**WRITTEN PROBLEM**: Check every line below for the word "lenasituations" and show those that hold it.

**EXERCISE MATERIALS**:
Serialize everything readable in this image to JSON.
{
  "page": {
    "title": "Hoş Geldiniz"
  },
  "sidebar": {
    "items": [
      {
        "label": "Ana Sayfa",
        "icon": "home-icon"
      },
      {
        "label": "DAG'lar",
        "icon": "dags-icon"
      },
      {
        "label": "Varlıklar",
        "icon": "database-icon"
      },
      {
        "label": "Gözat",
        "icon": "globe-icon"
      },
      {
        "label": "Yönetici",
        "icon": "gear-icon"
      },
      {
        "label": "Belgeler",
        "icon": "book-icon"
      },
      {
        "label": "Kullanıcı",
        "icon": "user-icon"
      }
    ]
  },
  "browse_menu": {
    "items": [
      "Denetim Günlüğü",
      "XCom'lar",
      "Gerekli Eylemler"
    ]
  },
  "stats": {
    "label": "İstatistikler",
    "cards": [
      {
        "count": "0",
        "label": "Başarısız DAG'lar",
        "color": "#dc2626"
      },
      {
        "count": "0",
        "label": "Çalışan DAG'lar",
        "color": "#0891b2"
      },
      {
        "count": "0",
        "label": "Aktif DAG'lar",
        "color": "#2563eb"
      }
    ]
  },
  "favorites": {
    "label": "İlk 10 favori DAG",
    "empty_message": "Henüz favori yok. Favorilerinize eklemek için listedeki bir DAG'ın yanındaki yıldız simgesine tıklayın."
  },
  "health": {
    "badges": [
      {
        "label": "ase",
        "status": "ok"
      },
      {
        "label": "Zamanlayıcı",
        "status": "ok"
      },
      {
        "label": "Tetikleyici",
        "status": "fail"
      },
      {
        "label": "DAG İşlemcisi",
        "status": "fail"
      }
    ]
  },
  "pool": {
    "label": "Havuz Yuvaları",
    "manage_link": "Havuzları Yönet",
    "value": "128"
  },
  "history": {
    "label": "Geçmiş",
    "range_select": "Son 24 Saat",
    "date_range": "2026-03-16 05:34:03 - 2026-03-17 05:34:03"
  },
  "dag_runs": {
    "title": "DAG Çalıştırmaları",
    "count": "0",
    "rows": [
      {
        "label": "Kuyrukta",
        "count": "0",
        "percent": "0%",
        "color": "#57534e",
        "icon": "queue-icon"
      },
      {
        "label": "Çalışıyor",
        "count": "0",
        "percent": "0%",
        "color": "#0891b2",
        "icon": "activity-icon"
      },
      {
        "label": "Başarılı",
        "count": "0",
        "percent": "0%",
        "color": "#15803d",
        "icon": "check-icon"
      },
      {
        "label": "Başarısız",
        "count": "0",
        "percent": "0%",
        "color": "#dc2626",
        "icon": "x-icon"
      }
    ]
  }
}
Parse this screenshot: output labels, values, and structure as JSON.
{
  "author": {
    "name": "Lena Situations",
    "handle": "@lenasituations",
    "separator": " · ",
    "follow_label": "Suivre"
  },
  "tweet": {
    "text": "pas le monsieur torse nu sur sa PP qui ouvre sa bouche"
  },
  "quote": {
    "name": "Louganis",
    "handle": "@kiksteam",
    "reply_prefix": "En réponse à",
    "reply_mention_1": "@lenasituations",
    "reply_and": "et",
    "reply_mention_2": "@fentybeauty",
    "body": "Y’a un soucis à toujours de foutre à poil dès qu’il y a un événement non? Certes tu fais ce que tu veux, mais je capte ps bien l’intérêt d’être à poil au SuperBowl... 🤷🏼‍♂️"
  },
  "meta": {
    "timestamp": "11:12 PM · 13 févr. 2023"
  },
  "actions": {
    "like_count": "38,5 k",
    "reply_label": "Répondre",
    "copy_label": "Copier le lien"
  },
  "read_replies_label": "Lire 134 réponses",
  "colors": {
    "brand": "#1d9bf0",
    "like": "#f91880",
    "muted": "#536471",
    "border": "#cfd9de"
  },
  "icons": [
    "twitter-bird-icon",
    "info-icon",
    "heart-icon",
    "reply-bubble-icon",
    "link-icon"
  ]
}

**SOLUTION**:
    "handle": "@lenasituations",
    "reply_mention_1": "@lenasituations",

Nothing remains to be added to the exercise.